-- DIRECTIONS FOR THIS TASK --
Go through the records below line by line, counting those that contain the word "JSON"; answer with the count only.

+-------+

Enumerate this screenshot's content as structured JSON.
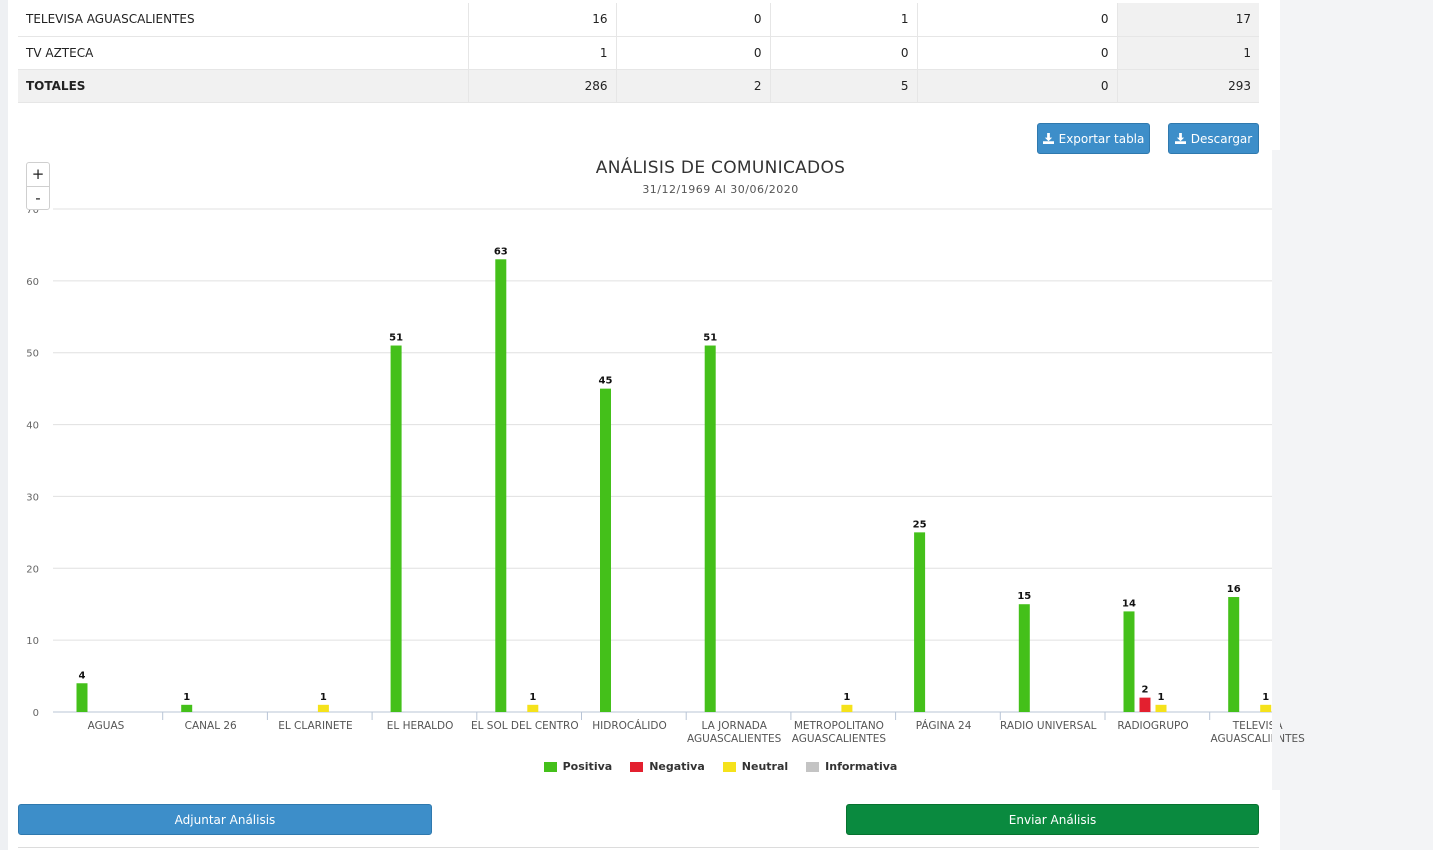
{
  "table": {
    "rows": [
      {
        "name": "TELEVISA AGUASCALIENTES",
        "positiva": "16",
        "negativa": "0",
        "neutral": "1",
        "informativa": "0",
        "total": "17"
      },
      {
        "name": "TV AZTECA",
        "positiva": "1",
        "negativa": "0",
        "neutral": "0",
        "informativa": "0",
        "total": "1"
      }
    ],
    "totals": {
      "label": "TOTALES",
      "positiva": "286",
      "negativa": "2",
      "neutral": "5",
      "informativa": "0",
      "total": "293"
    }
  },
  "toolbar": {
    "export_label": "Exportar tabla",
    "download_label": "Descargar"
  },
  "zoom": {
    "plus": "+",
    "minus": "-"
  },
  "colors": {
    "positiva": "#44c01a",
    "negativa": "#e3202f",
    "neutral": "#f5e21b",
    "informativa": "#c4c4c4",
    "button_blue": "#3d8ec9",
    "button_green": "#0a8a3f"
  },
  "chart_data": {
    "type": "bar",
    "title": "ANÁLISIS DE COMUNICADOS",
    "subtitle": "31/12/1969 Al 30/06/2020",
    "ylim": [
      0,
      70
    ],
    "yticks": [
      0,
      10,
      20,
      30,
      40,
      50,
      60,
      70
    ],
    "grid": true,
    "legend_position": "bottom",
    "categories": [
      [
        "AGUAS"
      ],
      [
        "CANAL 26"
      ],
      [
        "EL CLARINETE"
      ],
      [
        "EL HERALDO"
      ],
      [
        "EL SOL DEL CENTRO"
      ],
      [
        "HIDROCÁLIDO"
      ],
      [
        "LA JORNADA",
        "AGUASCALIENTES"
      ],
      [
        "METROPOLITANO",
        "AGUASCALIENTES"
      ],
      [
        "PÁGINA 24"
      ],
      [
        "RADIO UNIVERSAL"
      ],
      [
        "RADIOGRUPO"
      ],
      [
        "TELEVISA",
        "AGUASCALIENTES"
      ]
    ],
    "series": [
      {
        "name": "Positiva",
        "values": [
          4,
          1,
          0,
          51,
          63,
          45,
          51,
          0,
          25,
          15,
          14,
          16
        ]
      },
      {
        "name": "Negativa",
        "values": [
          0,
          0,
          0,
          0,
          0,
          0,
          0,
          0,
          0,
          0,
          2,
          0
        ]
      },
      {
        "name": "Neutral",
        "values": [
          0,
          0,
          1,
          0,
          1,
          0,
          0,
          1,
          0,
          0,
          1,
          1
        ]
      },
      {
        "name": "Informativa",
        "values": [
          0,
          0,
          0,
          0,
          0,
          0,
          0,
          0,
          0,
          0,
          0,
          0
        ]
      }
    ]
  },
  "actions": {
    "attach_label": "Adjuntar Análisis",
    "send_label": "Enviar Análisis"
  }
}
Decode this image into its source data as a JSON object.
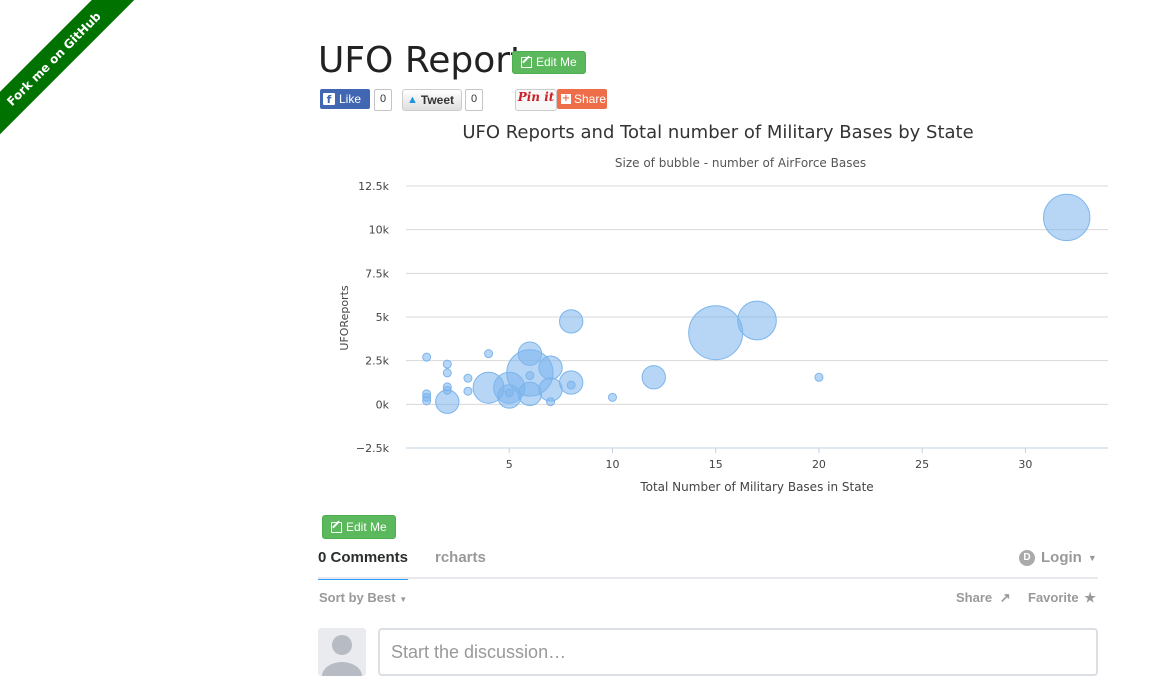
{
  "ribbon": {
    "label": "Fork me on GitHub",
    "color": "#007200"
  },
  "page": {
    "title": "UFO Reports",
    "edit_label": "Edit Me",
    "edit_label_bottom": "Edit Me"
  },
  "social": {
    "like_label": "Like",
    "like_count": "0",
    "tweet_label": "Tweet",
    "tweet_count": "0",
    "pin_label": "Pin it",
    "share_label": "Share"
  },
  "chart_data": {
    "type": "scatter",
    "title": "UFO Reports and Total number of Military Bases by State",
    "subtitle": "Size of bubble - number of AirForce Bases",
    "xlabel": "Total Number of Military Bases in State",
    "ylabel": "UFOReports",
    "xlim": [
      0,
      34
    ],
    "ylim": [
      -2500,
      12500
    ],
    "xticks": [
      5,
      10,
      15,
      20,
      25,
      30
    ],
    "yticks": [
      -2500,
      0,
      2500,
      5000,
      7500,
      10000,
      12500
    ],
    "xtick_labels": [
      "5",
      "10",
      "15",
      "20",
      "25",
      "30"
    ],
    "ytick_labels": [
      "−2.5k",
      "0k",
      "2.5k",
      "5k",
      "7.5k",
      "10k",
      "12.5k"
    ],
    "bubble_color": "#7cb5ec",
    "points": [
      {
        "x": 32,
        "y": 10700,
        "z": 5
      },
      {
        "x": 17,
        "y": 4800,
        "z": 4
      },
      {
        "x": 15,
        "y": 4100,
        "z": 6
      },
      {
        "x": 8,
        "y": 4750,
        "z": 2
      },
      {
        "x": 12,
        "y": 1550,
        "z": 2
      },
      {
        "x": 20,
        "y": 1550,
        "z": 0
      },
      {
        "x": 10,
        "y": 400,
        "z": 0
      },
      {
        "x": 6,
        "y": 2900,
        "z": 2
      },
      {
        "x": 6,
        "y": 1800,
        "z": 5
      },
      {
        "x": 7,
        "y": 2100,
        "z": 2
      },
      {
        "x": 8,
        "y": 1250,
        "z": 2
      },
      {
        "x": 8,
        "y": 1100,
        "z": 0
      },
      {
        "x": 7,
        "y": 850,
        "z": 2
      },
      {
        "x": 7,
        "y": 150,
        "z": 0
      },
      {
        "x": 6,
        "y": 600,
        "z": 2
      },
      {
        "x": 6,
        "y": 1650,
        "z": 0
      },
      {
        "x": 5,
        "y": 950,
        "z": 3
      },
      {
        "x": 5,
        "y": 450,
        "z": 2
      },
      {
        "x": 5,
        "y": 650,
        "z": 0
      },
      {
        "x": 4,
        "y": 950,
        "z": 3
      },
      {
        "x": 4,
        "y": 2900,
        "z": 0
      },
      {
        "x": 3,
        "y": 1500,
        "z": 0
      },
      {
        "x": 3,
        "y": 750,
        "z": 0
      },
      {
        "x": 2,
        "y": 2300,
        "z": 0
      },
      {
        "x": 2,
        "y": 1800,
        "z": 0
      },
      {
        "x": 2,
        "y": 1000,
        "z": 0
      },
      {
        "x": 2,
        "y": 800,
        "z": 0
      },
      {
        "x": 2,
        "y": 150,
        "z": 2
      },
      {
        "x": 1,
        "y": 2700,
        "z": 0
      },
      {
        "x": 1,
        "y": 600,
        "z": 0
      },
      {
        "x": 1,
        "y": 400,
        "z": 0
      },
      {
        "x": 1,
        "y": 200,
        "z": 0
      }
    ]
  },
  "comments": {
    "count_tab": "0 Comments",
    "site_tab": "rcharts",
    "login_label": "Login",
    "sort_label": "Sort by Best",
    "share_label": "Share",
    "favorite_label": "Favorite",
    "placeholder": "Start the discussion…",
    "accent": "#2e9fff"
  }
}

+-------+

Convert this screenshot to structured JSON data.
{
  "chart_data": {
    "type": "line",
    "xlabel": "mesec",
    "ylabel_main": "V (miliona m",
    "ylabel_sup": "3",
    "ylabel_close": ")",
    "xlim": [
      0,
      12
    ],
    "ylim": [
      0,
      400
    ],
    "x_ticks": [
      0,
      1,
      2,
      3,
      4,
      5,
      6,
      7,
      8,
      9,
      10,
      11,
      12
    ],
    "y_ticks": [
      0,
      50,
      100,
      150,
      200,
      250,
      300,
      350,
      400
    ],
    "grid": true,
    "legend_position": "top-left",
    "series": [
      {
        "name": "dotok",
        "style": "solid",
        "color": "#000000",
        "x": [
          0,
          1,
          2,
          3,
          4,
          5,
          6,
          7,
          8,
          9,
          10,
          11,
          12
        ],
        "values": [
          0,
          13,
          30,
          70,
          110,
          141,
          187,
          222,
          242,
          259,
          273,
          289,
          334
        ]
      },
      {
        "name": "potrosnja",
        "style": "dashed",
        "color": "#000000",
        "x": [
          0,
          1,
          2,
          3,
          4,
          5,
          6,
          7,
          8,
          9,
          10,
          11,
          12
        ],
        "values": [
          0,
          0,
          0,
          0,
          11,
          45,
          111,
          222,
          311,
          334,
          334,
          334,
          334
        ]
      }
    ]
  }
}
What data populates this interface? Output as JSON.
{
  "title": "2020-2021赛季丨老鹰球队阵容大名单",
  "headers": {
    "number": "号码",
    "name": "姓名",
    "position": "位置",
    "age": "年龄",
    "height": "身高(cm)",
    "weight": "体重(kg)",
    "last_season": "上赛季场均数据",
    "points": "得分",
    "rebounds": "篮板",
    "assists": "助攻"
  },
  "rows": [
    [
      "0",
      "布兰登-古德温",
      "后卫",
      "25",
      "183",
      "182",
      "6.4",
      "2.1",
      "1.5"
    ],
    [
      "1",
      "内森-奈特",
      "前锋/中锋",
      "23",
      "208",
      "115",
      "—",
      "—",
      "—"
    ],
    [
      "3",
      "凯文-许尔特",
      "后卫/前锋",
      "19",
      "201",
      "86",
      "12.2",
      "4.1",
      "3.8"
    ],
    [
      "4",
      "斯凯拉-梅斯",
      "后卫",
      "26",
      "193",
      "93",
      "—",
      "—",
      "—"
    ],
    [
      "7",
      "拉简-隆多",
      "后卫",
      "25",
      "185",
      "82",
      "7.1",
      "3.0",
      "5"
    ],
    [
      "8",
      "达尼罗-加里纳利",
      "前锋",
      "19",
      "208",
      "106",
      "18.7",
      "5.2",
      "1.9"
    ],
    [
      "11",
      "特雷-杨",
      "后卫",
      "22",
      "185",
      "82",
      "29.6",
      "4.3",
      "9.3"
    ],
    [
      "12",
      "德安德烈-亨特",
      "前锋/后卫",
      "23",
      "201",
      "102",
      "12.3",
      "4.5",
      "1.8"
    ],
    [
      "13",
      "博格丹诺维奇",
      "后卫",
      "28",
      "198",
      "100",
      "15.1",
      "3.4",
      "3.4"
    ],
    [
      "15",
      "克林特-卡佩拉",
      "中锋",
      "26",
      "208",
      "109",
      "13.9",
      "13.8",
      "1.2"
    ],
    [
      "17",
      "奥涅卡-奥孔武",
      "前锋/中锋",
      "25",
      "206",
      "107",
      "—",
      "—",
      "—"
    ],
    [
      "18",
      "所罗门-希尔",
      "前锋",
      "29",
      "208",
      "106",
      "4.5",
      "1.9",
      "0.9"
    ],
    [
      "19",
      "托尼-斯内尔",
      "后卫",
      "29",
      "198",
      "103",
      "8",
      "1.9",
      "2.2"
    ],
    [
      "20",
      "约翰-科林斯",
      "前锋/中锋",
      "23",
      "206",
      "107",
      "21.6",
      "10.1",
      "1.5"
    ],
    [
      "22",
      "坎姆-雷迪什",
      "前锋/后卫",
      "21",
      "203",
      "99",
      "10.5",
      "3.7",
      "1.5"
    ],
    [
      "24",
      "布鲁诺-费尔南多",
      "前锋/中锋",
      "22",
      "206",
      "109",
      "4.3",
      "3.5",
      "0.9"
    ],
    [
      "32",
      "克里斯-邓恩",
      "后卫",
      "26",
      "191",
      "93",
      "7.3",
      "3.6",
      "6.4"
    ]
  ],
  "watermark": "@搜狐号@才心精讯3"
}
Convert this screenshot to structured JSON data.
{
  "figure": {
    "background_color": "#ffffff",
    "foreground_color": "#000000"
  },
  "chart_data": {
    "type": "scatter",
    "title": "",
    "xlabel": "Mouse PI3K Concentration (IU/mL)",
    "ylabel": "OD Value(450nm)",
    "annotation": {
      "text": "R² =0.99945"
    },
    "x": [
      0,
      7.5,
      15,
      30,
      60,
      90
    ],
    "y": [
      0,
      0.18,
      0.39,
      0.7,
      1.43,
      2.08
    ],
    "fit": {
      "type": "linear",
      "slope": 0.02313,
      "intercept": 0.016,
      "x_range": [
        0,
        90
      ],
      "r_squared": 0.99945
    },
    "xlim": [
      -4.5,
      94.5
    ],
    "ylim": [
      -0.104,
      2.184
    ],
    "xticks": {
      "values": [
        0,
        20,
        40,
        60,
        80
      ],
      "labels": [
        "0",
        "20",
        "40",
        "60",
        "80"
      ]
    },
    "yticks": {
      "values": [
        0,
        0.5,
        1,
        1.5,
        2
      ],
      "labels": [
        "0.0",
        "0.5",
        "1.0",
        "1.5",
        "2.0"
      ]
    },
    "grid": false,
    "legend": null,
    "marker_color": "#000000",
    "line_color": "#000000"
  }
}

+-------+

-- SOLUTION FOR THIS TASK --
5